## Records provided
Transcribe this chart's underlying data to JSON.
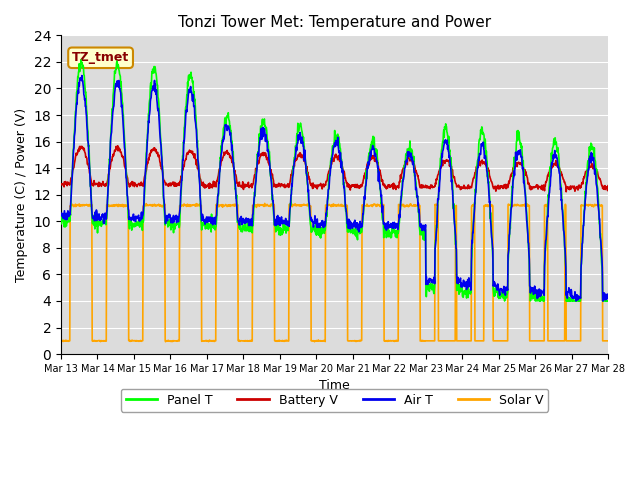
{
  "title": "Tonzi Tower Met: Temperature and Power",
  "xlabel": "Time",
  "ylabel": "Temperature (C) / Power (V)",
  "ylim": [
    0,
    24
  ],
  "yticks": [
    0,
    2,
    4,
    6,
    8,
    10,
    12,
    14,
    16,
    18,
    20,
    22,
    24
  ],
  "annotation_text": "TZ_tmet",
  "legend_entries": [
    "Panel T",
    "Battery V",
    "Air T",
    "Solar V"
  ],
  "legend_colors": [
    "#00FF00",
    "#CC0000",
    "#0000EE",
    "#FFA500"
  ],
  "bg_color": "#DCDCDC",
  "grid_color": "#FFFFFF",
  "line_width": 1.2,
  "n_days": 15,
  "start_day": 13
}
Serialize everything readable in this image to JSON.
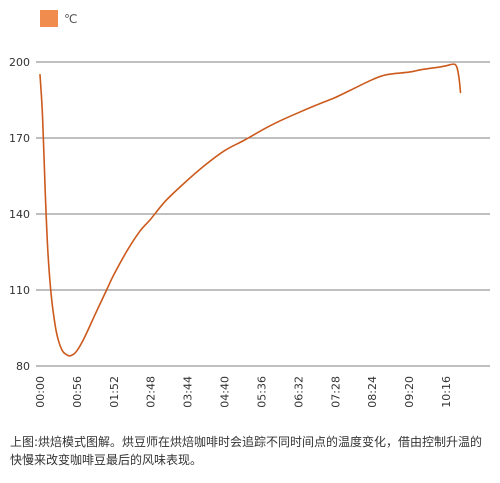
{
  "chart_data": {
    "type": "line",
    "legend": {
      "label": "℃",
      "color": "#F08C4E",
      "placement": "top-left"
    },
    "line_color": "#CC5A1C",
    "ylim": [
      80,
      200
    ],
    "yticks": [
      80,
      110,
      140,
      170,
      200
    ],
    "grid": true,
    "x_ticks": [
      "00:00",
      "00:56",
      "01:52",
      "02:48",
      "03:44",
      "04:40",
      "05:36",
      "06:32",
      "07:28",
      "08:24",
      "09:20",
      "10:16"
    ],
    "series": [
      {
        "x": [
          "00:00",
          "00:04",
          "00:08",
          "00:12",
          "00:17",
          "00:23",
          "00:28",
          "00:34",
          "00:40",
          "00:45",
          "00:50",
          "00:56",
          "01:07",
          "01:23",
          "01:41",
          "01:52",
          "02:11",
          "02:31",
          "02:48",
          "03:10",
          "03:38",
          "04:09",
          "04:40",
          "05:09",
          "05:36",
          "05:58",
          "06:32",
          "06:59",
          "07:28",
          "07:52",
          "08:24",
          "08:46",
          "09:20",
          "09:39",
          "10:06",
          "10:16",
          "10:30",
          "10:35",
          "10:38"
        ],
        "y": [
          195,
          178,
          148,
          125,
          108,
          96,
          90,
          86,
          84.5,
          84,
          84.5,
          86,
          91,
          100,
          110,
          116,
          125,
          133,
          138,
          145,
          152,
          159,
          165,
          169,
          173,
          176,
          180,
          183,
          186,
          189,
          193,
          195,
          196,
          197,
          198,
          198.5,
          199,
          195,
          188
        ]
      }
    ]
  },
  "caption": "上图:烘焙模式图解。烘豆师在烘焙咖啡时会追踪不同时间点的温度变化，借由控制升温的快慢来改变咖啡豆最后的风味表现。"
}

## What to do
Quote each line of the listing exactly, but leave the pictures out.

## The solution
Transcribe this chart's underlying data to JSON.
{
  "title": "Tonzi Tower Met: Temperature and Power",
  "xlabel": "Time",
  "ylabel": "Temperature (C) / Power (V)",
  "ylim": [
    0,
    24
  ],
  "yticks": [
    0,
    2,
    4,
    6,
    8,
    10,
    12,
    14,
    16,
    18,
    20,
    22,
    24
  ],
  "annotation_text": "TZ_tmet",
  "legend_entries": [
    "Panel T",
    "Battery V",
    "Air T",
    "Solar V"
  ],
  "legend_colors": [
    "#00FF00",
    "#CC0000",
    "#0000EE",
    "#FFA500"
  ],
  "bg_color": "#DCDCDC",
  "grid_color": "#FFFFFF",
  "line_width": 1.2,
  "n_days": 15,
  "start_day": 13
}
Serialize everything readable in this image to JSON.
{
  "chart_data": {
    "type": "line",
    "legend": {
      "label": "℃",
      "color": "#F08C4E",
      "placement": "top-left"
    },
    "line_color": "#CC5A1C",
    "ylim": [
      80,
      200
    ],
    "yticks": [
      80,
      110,
      140,
      170,
      200
    ],
    "grid": true,
    "x_ticks": [
      "00:00",
      "00:56",
      "01:52",
      "02:48",
      "03:44",
      "04:40",
      "05:36",
      "06:32",
      "07:28",
      "08:24",
      "09:20",
      "10:16"
    ],
    "series": [
      {
        "x": [
          "00:00",
          "00:04",
          "00:08",
          "00:12",
          "00:17",
          "00:23",
          "00:28",
          "00:34",
          "00:40",
          "00:45",
          "00:50",
          "00:56",
          "01:07",
          "01:23",
          "01:41",
          "01:52",
          "02:11",
          "02:31",
          "02:48",
          "03:10",
          "03:38",
          "04:09",
          "04:40",
          "05:09",
          "05:36",
          "05:58",
          "06:32",
          "06:59",
          "07:28",
          "07:52",
          "08:24",
          "08:46",
          "09:20",
          "09:39",
          "10:06",
          "10:16",
          "10:30",
          "10:35",
          "10:38"
        ],
        "y": [
          195,
          178,
          148,
          125,
          108,
          96,
          90,
          86,
          84.5,
          84,
          84.5,
          86,
          91,
          100,
          110,
          116,
          125,
          133,
          138,
          145,
          152,
          159,
          165,
          169,
          173,
          176,
          180,
          183,
          186,
          189,
          193,
          195,
          196,
          197,
          198,
          198.5,
          199,
          195,
          188
        ]
      }
    ]
  },
  "caption": "上图:烘焙模式图解。烘豆师在烘焙咖啡时会追踪不同时间点的温度变化，借由控制升温的快慢来改变咖啡豆最后的风味表现。"
}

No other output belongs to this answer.